Job. All of the data needs to be repeated exactly.
# Provided data start
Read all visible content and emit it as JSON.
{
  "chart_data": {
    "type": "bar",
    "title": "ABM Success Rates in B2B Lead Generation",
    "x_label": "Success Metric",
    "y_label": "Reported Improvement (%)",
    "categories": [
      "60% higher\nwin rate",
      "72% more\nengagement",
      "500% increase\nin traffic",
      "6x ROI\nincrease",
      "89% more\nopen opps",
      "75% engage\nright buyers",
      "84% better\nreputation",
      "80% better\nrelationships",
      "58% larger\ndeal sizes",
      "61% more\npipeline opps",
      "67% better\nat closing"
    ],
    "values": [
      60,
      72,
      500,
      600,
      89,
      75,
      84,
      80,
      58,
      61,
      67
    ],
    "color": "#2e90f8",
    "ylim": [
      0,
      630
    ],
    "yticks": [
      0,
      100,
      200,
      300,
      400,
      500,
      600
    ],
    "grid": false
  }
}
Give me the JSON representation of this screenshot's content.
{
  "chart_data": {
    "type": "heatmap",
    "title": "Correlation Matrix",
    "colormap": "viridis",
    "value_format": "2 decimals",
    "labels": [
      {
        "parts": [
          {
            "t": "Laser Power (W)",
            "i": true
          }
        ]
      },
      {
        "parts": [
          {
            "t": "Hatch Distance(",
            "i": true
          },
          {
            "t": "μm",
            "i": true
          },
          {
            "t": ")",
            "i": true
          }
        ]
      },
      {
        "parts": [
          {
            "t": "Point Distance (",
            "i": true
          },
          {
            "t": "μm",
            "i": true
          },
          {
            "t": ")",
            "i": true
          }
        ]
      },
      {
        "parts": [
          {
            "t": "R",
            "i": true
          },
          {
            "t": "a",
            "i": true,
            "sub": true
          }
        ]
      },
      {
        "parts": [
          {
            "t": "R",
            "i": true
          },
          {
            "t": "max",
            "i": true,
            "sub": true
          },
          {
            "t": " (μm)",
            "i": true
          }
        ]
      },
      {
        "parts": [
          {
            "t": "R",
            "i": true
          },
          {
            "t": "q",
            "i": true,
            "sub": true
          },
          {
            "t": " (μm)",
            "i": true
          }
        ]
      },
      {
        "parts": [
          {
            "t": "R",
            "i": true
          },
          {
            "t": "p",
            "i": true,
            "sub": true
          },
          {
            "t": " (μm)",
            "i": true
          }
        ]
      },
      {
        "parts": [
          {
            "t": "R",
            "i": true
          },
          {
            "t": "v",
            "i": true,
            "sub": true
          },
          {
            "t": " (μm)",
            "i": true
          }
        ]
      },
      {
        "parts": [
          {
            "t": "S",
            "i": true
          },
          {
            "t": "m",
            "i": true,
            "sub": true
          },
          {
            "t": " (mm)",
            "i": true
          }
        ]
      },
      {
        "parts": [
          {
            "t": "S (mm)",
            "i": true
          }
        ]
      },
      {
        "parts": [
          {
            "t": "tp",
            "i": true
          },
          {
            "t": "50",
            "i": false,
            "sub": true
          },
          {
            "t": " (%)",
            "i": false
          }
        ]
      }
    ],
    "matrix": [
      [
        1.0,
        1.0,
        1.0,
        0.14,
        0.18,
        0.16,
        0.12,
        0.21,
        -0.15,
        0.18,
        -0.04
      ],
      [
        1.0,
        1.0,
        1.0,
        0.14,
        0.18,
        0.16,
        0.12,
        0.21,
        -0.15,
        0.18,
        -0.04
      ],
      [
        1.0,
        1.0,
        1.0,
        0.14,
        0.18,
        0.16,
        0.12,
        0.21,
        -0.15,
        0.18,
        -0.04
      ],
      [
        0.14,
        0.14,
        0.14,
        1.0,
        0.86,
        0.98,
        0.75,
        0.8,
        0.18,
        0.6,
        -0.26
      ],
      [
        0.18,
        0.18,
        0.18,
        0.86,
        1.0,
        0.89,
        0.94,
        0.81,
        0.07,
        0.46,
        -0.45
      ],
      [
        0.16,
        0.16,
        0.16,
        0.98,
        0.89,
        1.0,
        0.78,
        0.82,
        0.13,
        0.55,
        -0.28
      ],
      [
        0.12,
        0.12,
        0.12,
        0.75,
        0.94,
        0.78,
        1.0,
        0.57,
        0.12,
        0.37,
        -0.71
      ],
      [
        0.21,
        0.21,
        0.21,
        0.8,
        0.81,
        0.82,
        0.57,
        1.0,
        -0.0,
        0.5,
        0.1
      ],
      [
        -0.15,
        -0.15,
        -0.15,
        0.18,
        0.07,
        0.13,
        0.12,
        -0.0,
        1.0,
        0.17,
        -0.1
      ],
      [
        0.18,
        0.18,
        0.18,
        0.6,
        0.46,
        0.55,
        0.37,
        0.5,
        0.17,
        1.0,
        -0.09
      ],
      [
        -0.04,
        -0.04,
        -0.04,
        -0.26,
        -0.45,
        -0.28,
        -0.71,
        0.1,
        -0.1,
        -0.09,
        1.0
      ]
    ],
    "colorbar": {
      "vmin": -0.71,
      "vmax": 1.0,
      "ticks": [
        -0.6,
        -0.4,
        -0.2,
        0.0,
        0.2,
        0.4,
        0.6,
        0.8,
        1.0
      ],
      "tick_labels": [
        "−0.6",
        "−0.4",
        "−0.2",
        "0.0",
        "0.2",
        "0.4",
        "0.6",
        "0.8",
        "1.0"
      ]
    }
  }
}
# Provided data end
Correct response.
Read all visible content and emit it as JSON.
{
  "chart_data": {
    "type": "bar",
    "title": "ABM Success Rates in B2B Lead Generation",
    "x_label": "Success Metric",
    "y_label": "Reported Improvement (%)",
    "categories": [
      "60% higher\nwin rate",
      "72% more\nengagement",
      "500% increase\nin traffic",
      "6x ROI\nincrease",
      "89% more\nopen opps",
      "75% engage\nright buyers",
      "84% better\nreputation",
      "80% better\nrelationships",
      "58% larger\ndeal sizes",
      "61% more\npipeline opps",
      "67% better\nat closing"
    ],
    "values": [
      60,
      72,
      500,
      600,
      89,
      75,
      84,
      80,
      58,
      61,
      67
    ],
    "color": "#2e90f8",
    "ylim": [
      0,
      630
    ],
    "yticks": [
      0,
      100,
      200,
      300,
      400,
      500,
      600
    ],
    "grid": false
  }
}
Give me the JSON representation of this screenshot's content.
{
  "chart_data": {
    "type": "heatmap",
    "title": "Correlation Matrix",
    "colormap": "viridis",
    "value_format": "2 decimals",
    "labels": [
      {
        "parts": [
          {
            "t": "Laser Power (W)",
            "i": true
          }
        ]
      },
      {
        "parts": [
          {
            "t": "Hatch Distance(",
            "i": true
          },
          {
            "t": "μm",
            "i": true
          },
          {
            "t": ")",
            "i": true
          }
        ]
      },
      {
        "parts": [
          {
            "t": "Point Distance (",
            "i": true
          },
          {
            "t": "μm",
            "i": true
          },
          {
            "t": ")",
            "i": true
          }
        ]
      },
      {
        "parts": [
          {
            "t": "R",
            "i": true
          },
          {
            "t": "a",
            "i": true,
            "sub": true
          }
        ]
      },
      {
        "parts": [
          {
            "t": "R",
            "i": true
          },
          {
            "t": "max",
            "i": true,
            "sub": true
          },
          {
            "t": " (μm)",
            "i": true
          }
        ]
      },
      {
        "parts": [
          {
            "t": "R",
            "i": true
          },
          {
            "t": "q",
            "i": true,
            "sub": true
          },
          {
            "t": " (μm)",
            "i": true
          }
        ]
      },
      {
        "parts": [
          {
            "t": "R",
            "i": true
          },
          {
            "t": "p",
            "i": true,
            "sub": true
          },
          {
            "t": " (μm)",
            "i": true
          }
        ]
      },
      {
        "parts": [
          {
            "t": "R",
            "i": true
          },
          {
            "t": "v",
            "i": true,
            "sub": true
          },
          {
            "t": " (μm)",
            "i": true
          }
        ]
      },
      {
        "parts": [
          {
            "t": "S",
            "i": true
          },
          {
            "t": "m",
            "i": true,
            "sub": true
          },
          {
            "t": " (mm)",
            "i": true
          }
        ]
      },
      {
        "parts": [
          {
            "t": "S (mm)",
            "i": true
          }
        ]
      },
      {
        "parts": [
          {
            "t": "tp",
            "i": true
          },
          {
            "t": "50",
            "i": false,
            "sub": true
          },
          {
            "t": " (%)",
            "i": false
          }
        ]
      }
    ],
    "matrix": [
      [
        1.0,
        1.0,
        1.0,
        0.14,
        0.18,
        0.16,
        0.12,
        0.21,
        -0.15,
        0.18,
        -0.04
      ],
      [
        1.0,
        1.0,
        1.0,
        0.14,
        0.18,
        0.16,
        0.12,
        0.21,
        -0.15,
        0.18,
        -0.04
      ],
      [
        1.0,
        1.0,
        1.0,
        0.14,
        0.18,
        0.16,
        0.12,
        0.21,
        -0.15,
        0.18,
        -0.04
      ],
      [
        0.14,
        0.14,
        0.14,
        1.0,
        0.86,
        0.98,
        0.75,
        0.8,
        0.18,
        0.6,
        -0.26
      ],
      [
        0.18,
        0.18,
        0.18,
        0.86,
        1.0,
        0.89,
        0.94,
        0.81,
        0.07,
        0.46,
        -0.45
      ],
      [
        0.16,
        0.16,
        0.16,
        0.98,
        0.89,
        1.0,
        0.78,
        0.82,
        0.13,
        0.55,
        -0.28
      ],
      [
        0.12,
        0.12,
        0.12,
        0.75,
        0.94,
        0.78,
        1.0,
        0.57,
        0.12,
        0.37,
        -0.71
      ],
      [
        0.21,
        0.21,
        0.21,
        0.8,
        0.81,
        0.82,
        0.57,
        1.0,
        -0.0,
        0.5,
        0.1
      ],
      [
        -0.15,
        -0.15,
        -0.15,
        0.18,
        0.07,
        0.13,
        0.12,
        -0.0,
        1.0,
        0.17,
        -0.1
      ],
      [
        0.18,
        0.18,
        0.18,
        0.6,
        0.46,
        0.55,
        0.37,
        0.5,
        0.17,
        1.0,
        -0.09
      ],
      [
        -0.04,
        -0.04,
        -0.04,
        -0.26,
        -0.45,
        -0.28,
        -0.71,
        0.1,
        -0.1,
        -0.09,
        1.0
      ]
    ],
    "colorbar": {
      "vmin": -0.71,
      "vmax": 1.0,
      "ticks": [
        -0.6,
        -0.4,
        -0.2,
        0.0,
        0.2,
        0.4,
        0.6,
        0.8,
        1.0
      ],
      "tick_labels": [
        "−0.6",
        "−0.4",
        "−0.2",
        "0.0",
        "0.2",
        "0.4",
        "0.6",
        "0.8",
        "1.0"
      ]
    }
  }
}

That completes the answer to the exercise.